§ WHAT YOU SHOULD DO
Check every line for the word "Linkly" and state how many lines have it. Reply with the number alone.

Lines of data:
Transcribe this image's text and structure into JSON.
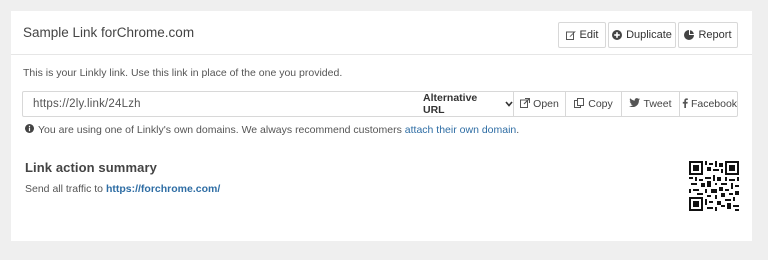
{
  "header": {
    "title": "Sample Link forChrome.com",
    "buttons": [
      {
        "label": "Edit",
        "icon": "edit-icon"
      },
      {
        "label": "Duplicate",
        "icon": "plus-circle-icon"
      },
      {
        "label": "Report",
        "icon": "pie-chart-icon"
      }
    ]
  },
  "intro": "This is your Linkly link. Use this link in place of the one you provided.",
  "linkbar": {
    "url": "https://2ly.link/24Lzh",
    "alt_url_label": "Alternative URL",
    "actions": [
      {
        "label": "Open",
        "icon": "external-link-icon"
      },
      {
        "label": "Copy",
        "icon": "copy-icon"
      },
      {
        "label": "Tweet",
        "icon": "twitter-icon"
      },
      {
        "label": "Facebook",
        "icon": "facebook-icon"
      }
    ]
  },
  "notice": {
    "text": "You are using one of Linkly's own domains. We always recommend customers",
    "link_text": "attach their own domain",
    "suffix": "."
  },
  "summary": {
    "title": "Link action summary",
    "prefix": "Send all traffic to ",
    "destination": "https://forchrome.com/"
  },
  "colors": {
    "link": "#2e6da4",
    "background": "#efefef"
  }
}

* * *

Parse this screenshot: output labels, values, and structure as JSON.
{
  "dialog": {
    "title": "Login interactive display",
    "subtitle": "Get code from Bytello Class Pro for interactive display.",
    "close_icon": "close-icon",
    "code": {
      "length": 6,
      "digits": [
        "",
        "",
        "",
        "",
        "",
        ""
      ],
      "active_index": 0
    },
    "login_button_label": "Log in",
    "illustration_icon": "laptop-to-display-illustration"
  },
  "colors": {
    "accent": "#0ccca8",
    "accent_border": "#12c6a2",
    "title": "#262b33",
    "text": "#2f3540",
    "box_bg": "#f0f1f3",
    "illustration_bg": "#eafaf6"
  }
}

...

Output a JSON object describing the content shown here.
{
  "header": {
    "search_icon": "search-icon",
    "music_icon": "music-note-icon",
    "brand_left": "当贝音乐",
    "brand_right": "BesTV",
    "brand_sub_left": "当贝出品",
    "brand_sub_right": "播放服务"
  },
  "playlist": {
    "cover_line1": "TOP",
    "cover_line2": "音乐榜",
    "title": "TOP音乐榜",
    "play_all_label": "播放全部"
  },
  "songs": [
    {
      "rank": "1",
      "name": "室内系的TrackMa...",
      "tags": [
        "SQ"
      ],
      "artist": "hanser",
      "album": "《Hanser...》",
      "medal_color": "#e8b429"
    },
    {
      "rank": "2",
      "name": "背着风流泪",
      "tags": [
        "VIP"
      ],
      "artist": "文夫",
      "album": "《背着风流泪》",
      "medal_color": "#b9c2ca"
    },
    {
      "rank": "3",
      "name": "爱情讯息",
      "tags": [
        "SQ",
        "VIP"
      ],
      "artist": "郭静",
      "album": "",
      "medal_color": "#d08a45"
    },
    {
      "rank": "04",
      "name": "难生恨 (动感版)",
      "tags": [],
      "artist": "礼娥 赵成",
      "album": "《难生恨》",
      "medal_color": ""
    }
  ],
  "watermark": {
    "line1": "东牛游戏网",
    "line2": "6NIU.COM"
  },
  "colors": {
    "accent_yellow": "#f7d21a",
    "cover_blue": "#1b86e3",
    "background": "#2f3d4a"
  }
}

§ OUTPUT OF THE TASK
2